━━━ RECORDS SHOWN
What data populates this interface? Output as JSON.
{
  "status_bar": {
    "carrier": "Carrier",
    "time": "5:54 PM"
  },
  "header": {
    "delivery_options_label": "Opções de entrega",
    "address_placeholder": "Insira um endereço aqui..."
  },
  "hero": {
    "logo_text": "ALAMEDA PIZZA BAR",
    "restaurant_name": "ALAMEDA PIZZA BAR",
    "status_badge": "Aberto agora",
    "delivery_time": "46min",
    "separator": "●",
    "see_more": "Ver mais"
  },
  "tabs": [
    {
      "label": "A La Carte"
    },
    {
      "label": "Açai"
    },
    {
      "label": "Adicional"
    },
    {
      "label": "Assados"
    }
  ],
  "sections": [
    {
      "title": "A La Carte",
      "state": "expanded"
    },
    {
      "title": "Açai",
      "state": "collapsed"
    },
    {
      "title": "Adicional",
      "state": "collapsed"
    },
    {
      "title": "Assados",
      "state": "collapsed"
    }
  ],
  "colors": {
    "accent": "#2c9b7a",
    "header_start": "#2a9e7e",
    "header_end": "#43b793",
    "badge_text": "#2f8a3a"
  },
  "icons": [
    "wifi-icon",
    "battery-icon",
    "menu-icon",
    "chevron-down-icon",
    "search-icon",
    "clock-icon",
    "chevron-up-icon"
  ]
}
━━━━━━
Print the listing above in its entirety, with every line exact.

ANSWER IN FULL ->
What data populates this interface? Output as JSON.
{
  "status_bar": {
    "carrier": "Carrier",
    "time": "5:54 PM"
  },
  "header": {
    "delivery_options_label": "Opções de entrega",
    "address_placeholder": "Insira um endereço aqui..."
  },
  "hero": {
    "logo_text": "ALAMEDA PIZZA BAR",
    "restaurant_name": "ALAMEDA PIZZA BAR",
    "status_badge": "Aberto agora",
    "delivery_time": "46min",
    "separator": "●",
    "see_more": "Ver mais"
  },
  "tabs": [
    {
      "label": "A La Carte"
    },
    {
      "label": "Açai"
    },
    {
      "label": "Adicional"
    },
    {
      "label": "Assados"
    }
  ],
  "sections": [
    {
      "title": "A La Carte",
      "state": "expanded"
    },
    {
      "title": "Açai",
      "state": "collapsed"
    },
    {
      "title": "Adicional",
      "state": "collapsed"
    },
    {
      "title": "Assados",
      "state": "collapsed"
    }
  ],
  "colors": {
    "accent": "#2c9b7a",
    "header_start": "#2a9e7e",
    "header_end": "#43b793",
    "badge_text": "#2f8a3a"
  },
  "icons": [
    "wifi-icon",
    "battery-icon",
    "menu-icon",
    "chevron-down-icon",
    "search-icon",
    "clock-icon",
    "chevron-up-icon"
  ]
}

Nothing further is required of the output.